Dataset records:
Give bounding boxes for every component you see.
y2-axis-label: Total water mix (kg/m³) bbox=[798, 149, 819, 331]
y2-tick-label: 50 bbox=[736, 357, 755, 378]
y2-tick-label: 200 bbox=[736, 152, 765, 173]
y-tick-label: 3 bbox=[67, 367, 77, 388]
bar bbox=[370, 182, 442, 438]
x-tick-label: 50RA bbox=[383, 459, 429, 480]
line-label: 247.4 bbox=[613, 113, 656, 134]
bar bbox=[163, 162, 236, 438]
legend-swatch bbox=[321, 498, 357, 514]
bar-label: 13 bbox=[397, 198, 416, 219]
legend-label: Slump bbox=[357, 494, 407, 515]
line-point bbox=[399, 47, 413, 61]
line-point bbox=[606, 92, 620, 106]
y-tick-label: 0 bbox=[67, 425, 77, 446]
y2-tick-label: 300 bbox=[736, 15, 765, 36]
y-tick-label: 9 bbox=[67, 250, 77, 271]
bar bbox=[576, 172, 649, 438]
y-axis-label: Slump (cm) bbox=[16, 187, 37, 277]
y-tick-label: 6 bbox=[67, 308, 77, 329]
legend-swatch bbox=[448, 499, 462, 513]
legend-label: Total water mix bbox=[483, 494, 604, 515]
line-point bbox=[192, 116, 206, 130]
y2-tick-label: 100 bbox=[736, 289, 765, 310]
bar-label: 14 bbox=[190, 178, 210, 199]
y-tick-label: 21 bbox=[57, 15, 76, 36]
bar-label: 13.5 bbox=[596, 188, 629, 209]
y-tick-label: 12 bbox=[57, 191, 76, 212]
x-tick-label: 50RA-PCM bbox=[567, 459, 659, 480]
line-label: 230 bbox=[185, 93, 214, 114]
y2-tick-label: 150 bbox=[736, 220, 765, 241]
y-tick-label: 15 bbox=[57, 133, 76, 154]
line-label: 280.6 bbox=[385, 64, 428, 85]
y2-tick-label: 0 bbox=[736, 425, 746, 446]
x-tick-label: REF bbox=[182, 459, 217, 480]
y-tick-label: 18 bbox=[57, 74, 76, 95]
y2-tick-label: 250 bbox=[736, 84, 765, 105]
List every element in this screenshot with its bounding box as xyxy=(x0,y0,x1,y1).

==

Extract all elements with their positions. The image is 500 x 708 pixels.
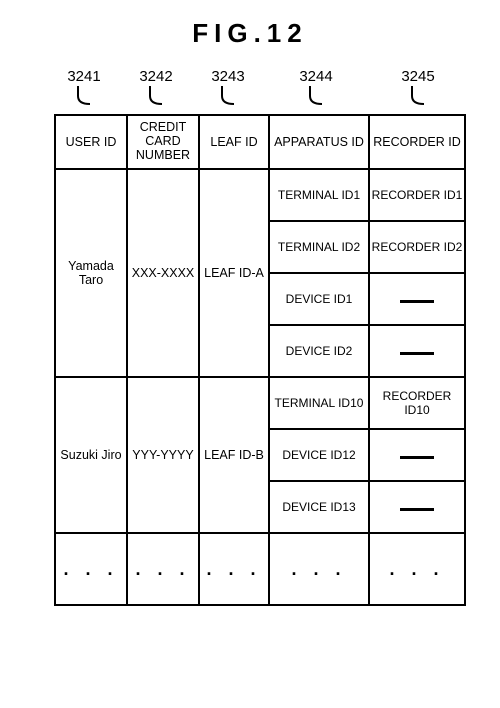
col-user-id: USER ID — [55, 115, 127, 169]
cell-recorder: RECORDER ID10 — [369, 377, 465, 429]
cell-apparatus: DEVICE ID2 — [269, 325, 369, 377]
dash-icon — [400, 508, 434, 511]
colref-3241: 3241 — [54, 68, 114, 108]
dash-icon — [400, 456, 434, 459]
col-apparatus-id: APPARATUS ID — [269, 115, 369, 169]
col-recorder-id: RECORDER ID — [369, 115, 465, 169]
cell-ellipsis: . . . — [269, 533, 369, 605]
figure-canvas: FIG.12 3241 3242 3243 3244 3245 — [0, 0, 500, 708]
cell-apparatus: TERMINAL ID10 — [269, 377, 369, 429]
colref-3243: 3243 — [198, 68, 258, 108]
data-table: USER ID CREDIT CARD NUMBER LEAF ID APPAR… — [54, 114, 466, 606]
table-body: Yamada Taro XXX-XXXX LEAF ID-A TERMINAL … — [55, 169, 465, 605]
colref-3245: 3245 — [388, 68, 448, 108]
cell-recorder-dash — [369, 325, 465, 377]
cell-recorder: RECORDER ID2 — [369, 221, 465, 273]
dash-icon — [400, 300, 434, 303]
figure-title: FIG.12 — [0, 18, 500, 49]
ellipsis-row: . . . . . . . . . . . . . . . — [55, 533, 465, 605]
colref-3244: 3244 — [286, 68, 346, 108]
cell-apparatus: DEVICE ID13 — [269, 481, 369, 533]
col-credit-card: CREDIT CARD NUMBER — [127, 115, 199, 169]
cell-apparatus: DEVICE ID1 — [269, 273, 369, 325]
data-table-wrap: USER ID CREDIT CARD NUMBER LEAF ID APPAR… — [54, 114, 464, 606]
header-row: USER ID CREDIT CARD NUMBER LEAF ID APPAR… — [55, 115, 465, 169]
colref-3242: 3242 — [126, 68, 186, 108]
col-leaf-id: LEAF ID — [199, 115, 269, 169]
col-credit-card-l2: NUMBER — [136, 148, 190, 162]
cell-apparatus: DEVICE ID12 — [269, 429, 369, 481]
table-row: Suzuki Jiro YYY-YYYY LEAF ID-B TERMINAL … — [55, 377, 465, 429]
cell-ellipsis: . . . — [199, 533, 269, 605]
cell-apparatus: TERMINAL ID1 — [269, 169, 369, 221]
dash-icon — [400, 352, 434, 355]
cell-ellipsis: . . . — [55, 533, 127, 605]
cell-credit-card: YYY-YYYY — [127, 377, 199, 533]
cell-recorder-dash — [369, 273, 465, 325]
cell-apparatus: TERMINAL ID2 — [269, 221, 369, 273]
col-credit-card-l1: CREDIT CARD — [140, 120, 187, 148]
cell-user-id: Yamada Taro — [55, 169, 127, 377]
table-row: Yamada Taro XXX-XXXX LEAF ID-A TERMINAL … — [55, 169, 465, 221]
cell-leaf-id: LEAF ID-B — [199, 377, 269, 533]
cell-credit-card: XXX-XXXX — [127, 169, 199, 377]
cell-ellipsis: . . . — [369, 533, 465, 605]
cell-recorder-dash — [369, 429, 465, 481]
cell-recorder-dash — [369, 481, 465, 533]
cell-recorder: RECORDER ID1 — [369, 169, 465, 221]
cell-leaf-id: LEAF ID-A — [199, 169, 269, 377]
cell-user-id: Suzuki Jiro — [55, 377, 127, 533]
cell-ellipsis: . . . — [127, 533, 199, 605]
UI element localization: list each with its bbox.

Short exercise: Reproduce the listing word for word, from the line containing "Give bounding boxes" through the line containing "List every element".

Result:
Give bounding boxes for every component you see.
y2-axis-label: Total water mix (kg/m³) bbox=[798, 149, 819, 331]
y2-tick-label: 50 bbox=[736, 357, 755, 378]
y2-tick-label: 200 bbox=[736, 152, 765, 173]
y-tick-label: 3 bbox=[67, 367, 77, 388]
bar bbox=[370, 182, 442, 438]
x-tick-label: 50RA bbox=[383, 459, 429, 480]
line-label: 247.4 bbox=[613, 113, 656, 134]
bar bbox=[163, 162, 236, 438]
legend-swatch bbox=[321, 498, 357, 514]
bar-label: 13 bbox=[397, 198, 416, 219]
legend-label: Slump bbox=[357, 494, 407, 515]
line-point bbox=[399, 47, 413, 61]
line-point bbox=[606, 92, 620, 106]
y-tick-label: 0 bbox=[67, 425, 77, 446]
y2-tick-label: 300 bbox=[736, 15, 765, 36]
y-tick-label: 9 bbox=[67, 250, 77, 271]
bar bbox=[576, 172, 649, 438]
y-axis-label: Slump (cm) bbox=[16, 187, 37, 277]
y-tick-label: 6 bbox=[67, 308, 77, 329]
legend-swatch bbox=[448, 499, 462, 513]
legend-label: Total water mix bbox=[483, 494, 604, 515]
line-point bbox=[192, 116, 206, 130]
y2-tick-label: 100 bbox=[736, 289, 765, 310]
bar-label: 14 bbox=[190, 178, 210, 199]
y-tick-label: 21 bbox=[57, 15, 76, 36]
bar-label: 13.5 bbox=[596, 188, 629, 209]
y-tick-label: 12 bbox=[57, 191, 76, 212]
x-tick-label: 50RA-PCM bbox=[567, 459, 659, 480]
line-label: 230 bbox=[185, 93, 214, 114]
y2-tick-label: 150 bbox=[736, 220, 765, 241]
y-tick-label: 15 bbox=[57, 133, 76, 154]
line-label: 280.6 bbox=[385, 64, 428, 85]
y2-tick-label: 0 bbox=[736, 425, 746, 446]
x-tick-label: REF bbox=[182, 459, 217, 480]
y-tick-label: 18 bbox=[57, 74, 76, 95]
y2-tick-label: 250 bbox=[736, 84, 765, 105]
List every element in this screenshot with its bounding box as xyxy=(x0,y0,x1,y1).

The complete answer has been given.